** BEGIN Supplied information **
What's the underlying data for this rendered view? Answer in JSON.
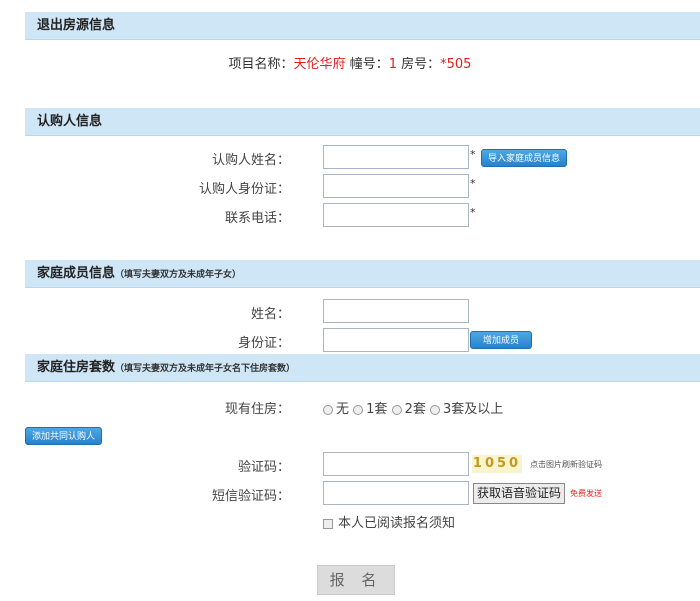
{
  "sections": {
    "exit": {
      "title": "退出房源信息"
    },
    "buyer": {
      "title": "认购人信息"
    },
    "family": {
      "title": "家庭成员信息",
      "note": "（填写夫妻双方及未成年子女）"
    },
    "housing": {
      "title": "家庭住房套数",
      "note": "（填写夫妻双方及未成年子女名下住房套数）"
    }
  },
  "project": {
    "name_label": "项目名称：",
    "name_value": "天伦华府",
    "building_label": " 幢号：",
    "building_value": "1",
    "room_label": " 房号：",
    "room_value": "*505"
  },
  "buyer_form": {
    "name_label": "认购人姓名：",
    "id_label": "认购人身份证：",
    "phone_label": "联系电话：",
    "required_mark": "*",
    "import_button": "导入家庭成员信息"
  },
  "family_form": {
    "name_label": "姓名：",
    "id_label": "身份证：",
    "add_member_button": "增加成员"
  },
  "housing_form": {
    "label": "现有住房：",
    "options": [
      "无",
      "1套",
      "2套",
      "3套及以上"
    ]
  },
  "add_cobuyer_button": "添加共同认购人",
  "verify": {
    "captcha_label": "验证码：",
    "captcha_value": "1050",
    "captcha_hint": "点击图片刷新验证码",
    "sms_label": "短信验证码：",
    "voice_button": "获取语音验证码",
    "free_send": "免费发送",
    "agree_text": "本人已阅读报名须知"
  },
  "submit_button": "报 名"
}
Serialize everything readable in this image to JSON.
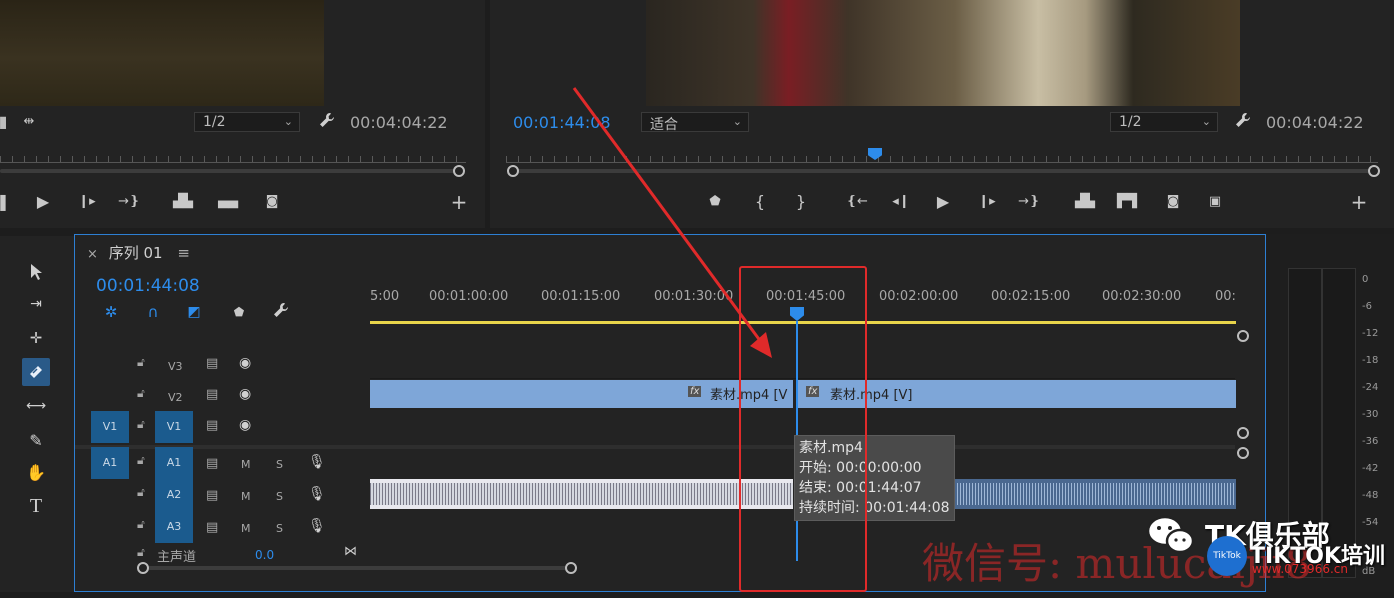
{
  "source_monitor": {
    "scale_label": "1/2",
    "end_timecode": "00:04:04:22"
  },
  "program_monitor": {
    "current_timecode": "00:01:44:08",
    "fit_label": "适合",
    "scale_label": "1/2",
    "end_timecode": "00:04:04:22"
  },
  "timeline": {
    "tab_close": "×",
    "tab_title": "序列 01",
    "tab_menu": "≡",
    "current_timecode": "00:01:44:08",
    "ruler_labels": [
      "5:00",
      "00:01:00:00",
      "00:01:15:00",
      "00:01:30:00",
      "00:01:45:00",
      "00:02:00:00",
      "00:02:15:00",
      "00:02:30:00",
      "00:"
    ],
    "tracks": {
      "v3": "V3",
      "v2": "V2",
      "v1": "V1",
      "v1_source": "V1",
      "a1": "A1",
      "a1_source": "A1",
      "a2": "A2",
      "a3": "A3",
      "m": "M",
      "s": "S"
    },
    "master": {
      "label": "主声道",
      "value": "0.0"
    },
    "clips": {
      "v_left": "素材.mp4 [V",
      "v_right": "素材.mp4 [V]",
      "fx": "fx"
    },
    "tooltip": {
      "name": "素材.mp4",
      "start": "开始: 00:00:00:00",
      "end": "结束: 00:01:44:07",
      "duration": "持续时间: 00:01:44:08"
    }
  },
  "audio_meter": {
    "ticks": [
      "0",
      "-6",
      "-12",
      "-18",
      "-24",
      "-30",
      "-36",
      "-42",
      "-48",
      "-54",
      "dB"
    ]
  },
  "watermark": {
    "brand": "TK俱乐部",
    "wechat": "微信号: mulucaijii8",
    "logo_text": "TikTok",
    "tiktok": "TIKTOK培训",
    "site": "www.073966.cn"
  },
  "colors": {
    "accent_blue": "#2d8ceb",
    "annotation_red": "#e02a2a",
    "clip_video": "#7ea6d8",
    "work_area": "#e8d44a"
  }
}
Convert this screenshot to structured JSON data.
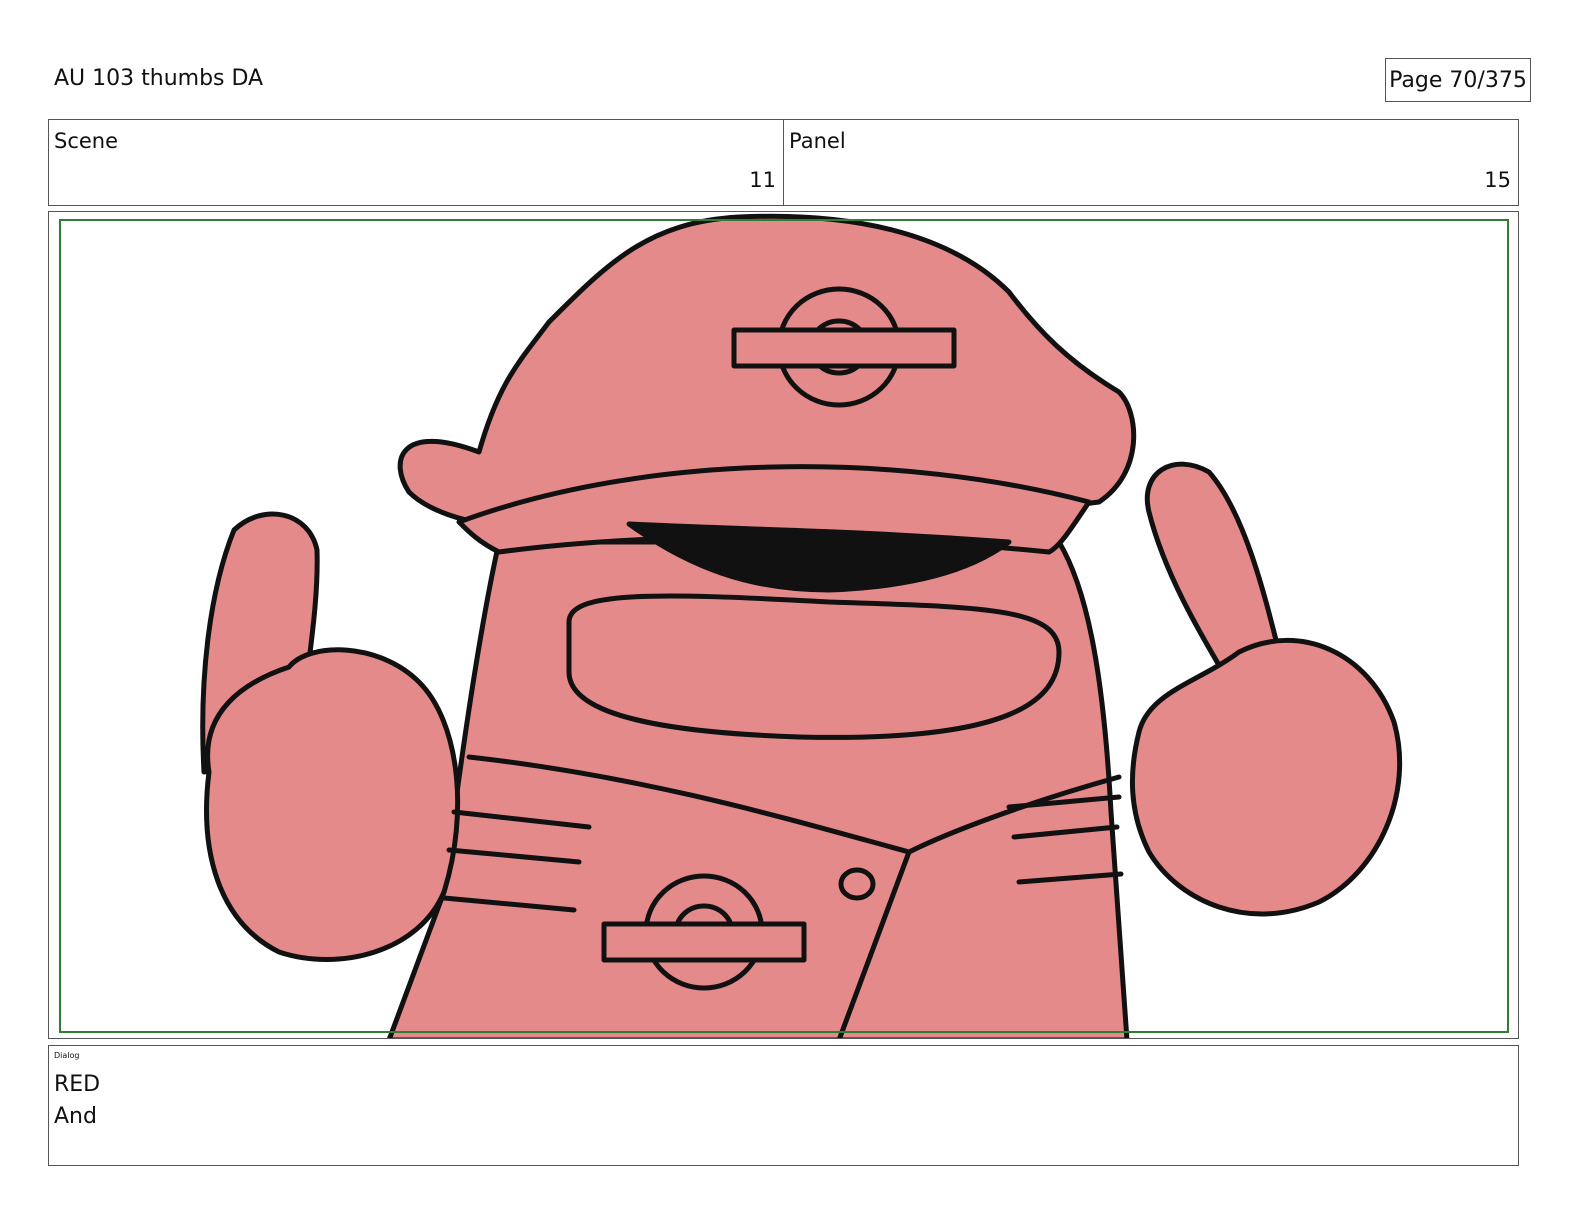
{
  "header": {
    "title": "AU 103 thumbs DA",
    "page_label": "Page",
    "page_value": "70/375"
  },
  "info": {
    "scene_label": "Scene",
    "scene_value": "11",
    "panel_label": "Panel",
    "panel_value": "15"
  },
  "illustration": {
    "subject": "red-character-pointing-up",
    "fill_color": "#e58a8a",
    "line_color": "#111111",
    "frame_color": "#2e7d32"
  },
  "dialog": {
    "label": "Dialog",
    "lines": [
      "RED",
      "And"
    ]
  }
}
** END Supplied information **
Exercise details -> Copy every line of the data exactly as written, excluding the pictures.

The completed task ->
What's the underlying data for this rendered view? Answer in JSON.
{
  "sections": {
    "exit": {
      "title": "退出房源信息"
    },
    "buyer": {
      "title": "认购人信息"
    },
    "family": {
      "title": "家庭成员信息",
      "note": "（填写夫妻双方及未成年子女）"
    },
    "housing": {
      "title": "家庭住房套数",
      "note": "（填写夫妻双方及未成年子女名下住房套数）"
    }
  },
  "project": {
    "name_label": "项目名称：",
    "name_value": "天伦华府",
    "building_label": " 幢号：",
    "building_value": "1",
    "room_label": " 房号：",
    "room_value": "*505"
  },
  "buyer_form": {
    "name_label": "认购人姓名：",
    "id_label": "认购人身份证：",
    "phone_label": "联系电话：",
    "required_mark": "*",
    "import_button": "导入家庭成员信息"
  },
  "family_form": {
    "name_label": "姓名：",
    "id_label": "身份证：",
    "add_member_button": "增加成员"
  },
  "housing_form": {
    "label": "现有住房：",
    "options": [
      "无",
      "1套",
      "2套",
      "3套及以上"
    ]
  },
  "add_cobuyer_button": "添加共同认购人",
  "verify": {
    "captcha_label": "验证码：",
    "captcha_value": "1050",
    "captcha_hint": "点击图片刷新验证码",
    "sms_label": "短信验证码：",
    "voice_button": "获取语音验证码",
    "free_send": "免费发送",
    "agree_text": "本人已阅读报名须知"
  },
  "submit_button": "报 名"
}
Serialize everything readable in this image to JSON.
{
  "source_monitor": {
    "scale_label": "1/2",
    "end_timecode": "00:04:04:22"
  },
  "program_monitor": {
    "current_timecode": "00:01:44:08",
    "fit_label": "适合",
    "scale_label": "1/2",
    "end_timecode": "00:04:04:22"
  },
  "timeline": {
    "tab_close": "×",
    "tab_title": "序列 01",
    "tab_menu": "≡",
    "current_timecode": "00:01:44:08",
    "ruler_labels": [
      "5:00",
      "00:01:00:00",
      "00:01:15:00",
      "00:01:30:00",
      "00:01:45:00",
      "00:02:00:00",
      "00:02:15:00",
      "00:02:30:00",
      "00:"
    ],
    "tracks": {
      "v3": "V3",
      "v2": "V2",
      "v1": "V1",
      "v1_source": "V1",
      "a1": "A1",
      "a1_source": "A1",
      "a2": "A2",
      "a3": "A3",
      "m": "M",
      "s": "S"
    },
    "master": {
      "label": "主声道",
      "value": "0.0"
    },
    "clips": {
      "v_left": "素材.mp4 [V",
      "v_right": "素材.mp4 [V]",
      "fx": "fx"
    },
    "tooltip": {
      "name": "素材.mp4",
      "start": "开始: 00:00:00:00",
      "end": "结束: 00:01:44:07",
      "duration": "持续时间: 00:01:44:08"
    }
  },
  "audio_meter": {
    "ticks": [
      "0",
      "-6",
      "-12",
      "-18",
      "-24",
      "-30",
      "-36",
      "-42",
      "-48",
      "-54",
      "dB"
    ]
  },
  "watermark": {
    "brand": "TK俱乐部",
    "wechat": "微信号: mulucaijii8",
    "logo_text": "TikTok",
    "tiktok": "TIKTOK培训",
    "site": "www.073966.cn"
  },
  "colors": {
    "accent_blue": "#2d8ceb",
    "annotation_red": "#e02a2a",
    "clip_video": "#7ea6d8",
    "work_area": "#e8d44a"
  }
}
Convert this screenshot to structured JSON data.
{
  "header": {
    "title": "AU 103 thumbs DA",
    "page_label": "Page",
    "page_value": "70/375"
  },
  "info": {
    "scene_label": "Scene",
    "scene_value": "11",
    "panel_label": "Panel",
    "panel_value": "15"
  },
  "illustration": {
    "subject": "red-character-pointing-up",
    "fill_color": "#e58a8a",
    "line_color": "#111111",
    "frame_color": "#2e7d32"
  },
  "dialog": {
    "label": "Dialog",
    "lines": [
      "RED",
      "And"
    ]
  }
}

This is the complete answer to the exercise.